• _Work to be completed_
Only a number is expected: how many lines in the data below contain the word "color".

----

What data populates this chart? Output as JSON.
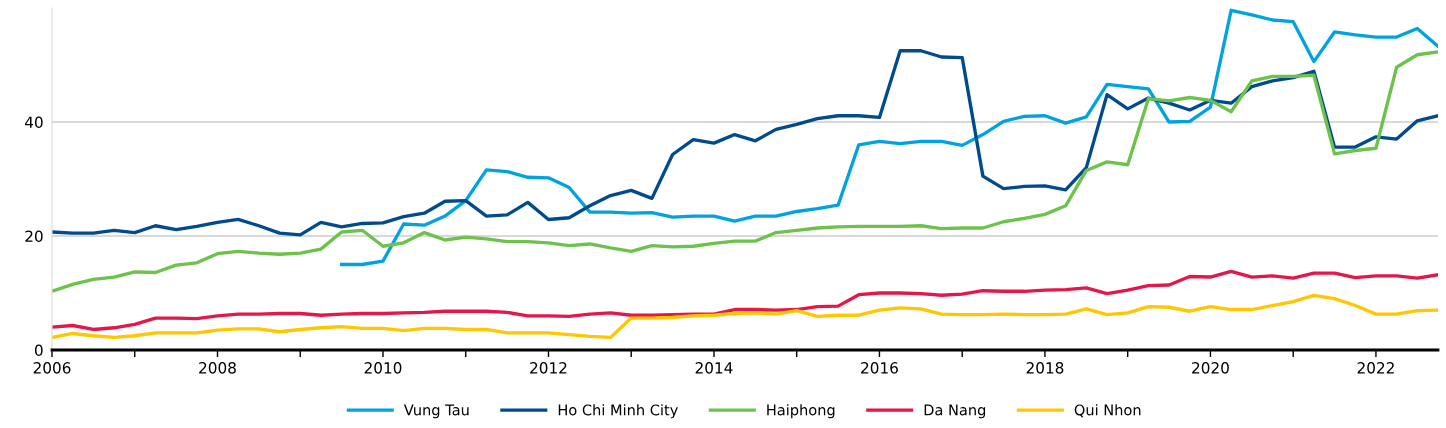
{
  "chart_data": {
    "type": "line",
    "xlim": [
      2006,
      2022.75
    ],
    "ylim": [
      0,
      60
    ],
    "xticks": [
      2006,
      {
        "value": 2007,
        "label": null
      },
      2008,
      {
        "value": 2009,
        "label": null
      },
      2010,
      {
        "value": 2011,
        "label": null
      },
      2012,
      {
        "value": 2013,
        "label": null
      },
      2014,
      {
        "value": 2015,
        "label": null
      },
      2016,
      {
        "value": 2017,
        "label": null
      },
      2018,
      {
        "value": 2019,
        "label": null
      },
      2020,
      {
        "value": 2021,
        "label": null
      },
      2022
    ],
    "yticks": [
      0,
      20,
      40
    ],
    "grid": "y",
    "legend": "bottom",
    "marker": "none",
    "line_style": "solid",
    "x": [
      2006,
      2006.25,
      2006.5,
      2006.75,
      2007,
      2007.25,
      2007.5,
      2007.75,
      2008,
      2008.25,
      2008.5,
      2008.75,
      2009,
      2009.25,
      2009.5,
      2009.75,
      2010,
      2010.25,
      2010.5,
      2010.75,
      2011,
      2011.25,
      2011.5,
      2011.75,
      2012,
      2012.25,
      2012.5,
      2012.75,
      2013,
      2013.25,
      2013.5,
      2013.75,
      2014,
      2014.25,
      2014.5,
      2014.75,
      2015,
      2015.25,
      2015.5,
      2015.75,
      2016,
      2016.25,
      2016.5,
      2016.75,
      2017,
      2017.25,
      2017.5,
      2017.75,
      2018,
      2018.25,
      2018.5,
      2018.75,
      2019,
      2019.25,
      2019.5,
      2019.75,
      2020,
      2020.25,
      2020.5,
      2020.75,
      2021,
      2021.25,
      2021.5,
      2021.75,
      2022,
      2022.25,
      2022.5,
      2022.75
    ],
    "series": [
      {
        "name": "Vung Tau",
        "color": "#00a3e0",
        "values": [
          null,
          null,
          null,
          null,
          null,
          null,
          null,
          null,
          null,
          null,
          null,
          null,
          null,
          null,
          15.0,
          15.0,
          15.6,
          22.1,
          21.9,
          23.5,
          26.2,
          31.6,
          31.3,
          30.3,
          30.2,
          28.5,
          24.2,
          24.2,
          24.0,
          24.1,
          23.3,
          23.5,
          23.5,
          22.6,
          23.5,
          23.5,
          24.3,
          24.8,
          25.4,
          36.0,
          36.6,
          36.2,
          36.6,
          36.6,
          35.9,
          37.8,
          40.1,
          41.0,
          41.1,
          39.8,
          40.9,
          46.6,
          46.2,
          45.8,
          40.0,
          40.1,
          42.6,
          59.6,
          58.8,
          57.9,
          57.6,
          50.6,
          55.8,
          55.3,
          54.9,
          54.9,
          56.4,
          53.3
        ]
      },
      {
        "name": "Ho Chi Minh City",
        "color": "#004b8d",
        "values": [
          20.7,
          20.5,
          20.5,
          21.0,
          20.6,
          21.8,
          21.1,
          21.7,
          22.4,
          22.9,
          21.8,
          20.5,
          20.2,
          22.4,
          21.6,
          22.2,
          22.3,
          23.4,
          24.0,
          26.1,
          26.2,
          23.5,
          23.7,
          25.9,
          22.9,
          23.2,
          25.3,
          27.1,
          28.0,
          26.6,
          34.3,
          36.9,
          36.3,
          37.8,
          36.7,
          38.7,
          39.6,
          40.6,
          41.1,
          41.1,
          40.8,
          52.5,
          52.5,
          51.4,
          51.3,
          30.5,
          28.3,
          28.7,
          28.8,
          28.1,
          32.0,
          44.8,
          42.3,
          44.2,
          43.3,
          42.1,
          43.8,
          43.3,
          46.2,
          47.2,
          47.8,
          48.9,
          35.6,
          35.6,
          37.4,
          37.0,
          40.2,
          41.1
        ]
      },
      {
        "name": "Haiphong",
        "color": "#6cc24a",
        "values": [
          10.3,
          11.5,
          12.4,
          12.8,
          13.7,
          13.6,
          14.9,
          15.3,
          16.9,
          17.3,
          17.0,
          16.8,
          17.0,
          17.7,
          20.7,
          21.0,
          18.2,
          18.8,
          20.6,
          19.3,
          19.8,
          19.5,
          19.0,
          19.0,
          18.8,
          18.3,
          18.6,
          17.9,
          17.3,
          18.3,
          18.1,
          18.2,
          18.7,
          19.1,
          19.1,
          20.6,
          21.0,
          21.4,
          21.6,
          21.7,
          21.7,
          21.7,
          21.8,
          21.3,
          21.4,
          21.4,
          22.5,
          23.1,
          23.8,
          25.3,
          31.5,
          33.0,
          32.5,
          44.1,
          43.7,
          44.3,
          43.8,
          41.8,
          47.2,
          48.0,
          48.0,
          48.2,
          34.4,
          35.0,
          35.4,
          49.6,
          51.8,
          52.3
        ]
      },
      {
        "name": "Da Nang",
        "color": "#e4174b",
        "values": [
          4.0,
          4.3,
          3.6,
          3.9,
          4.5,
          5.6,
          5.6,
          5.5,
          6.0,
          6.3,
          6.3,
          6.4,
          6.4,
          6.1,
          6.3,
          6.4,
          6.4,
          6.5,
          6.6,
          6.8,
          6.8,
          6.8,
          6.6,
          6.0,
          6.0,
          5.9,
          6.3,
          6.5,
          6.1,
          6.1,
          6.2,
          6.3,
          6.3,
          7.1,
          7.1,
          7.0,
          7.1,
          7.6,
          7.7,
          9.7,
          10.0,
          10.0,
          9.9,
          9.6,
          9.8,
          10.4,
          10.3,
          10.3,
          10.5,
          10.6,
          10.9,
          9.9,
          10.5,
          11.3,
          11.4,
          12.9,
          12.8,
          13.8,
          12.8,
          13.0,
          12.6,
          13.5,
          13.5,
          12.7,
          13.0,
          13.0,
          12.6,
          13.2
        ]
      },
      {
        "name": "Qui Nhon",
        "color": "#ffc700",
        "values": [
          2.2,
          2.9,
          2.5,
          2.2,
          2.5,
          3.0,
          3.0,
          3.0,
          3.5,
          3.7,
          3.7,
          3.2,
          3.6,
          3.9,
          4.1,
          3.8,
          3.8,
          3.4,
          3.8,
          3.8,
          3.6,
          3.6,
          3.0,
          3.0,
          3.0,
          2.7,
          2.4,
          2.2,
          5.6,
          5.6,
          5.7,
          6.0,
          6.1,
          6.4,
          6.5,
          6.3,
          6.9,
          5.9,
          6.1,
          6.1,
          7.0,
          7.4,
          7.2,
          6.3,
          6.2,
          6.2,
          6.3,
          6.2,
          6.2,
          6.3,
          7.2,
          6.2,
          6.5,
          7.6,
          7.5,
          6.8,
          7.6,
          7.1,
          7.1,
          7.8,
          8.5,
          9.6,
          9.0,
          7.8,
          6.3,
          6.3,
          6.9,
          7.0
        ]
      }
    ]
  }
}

----

• _Result for this exercise_
5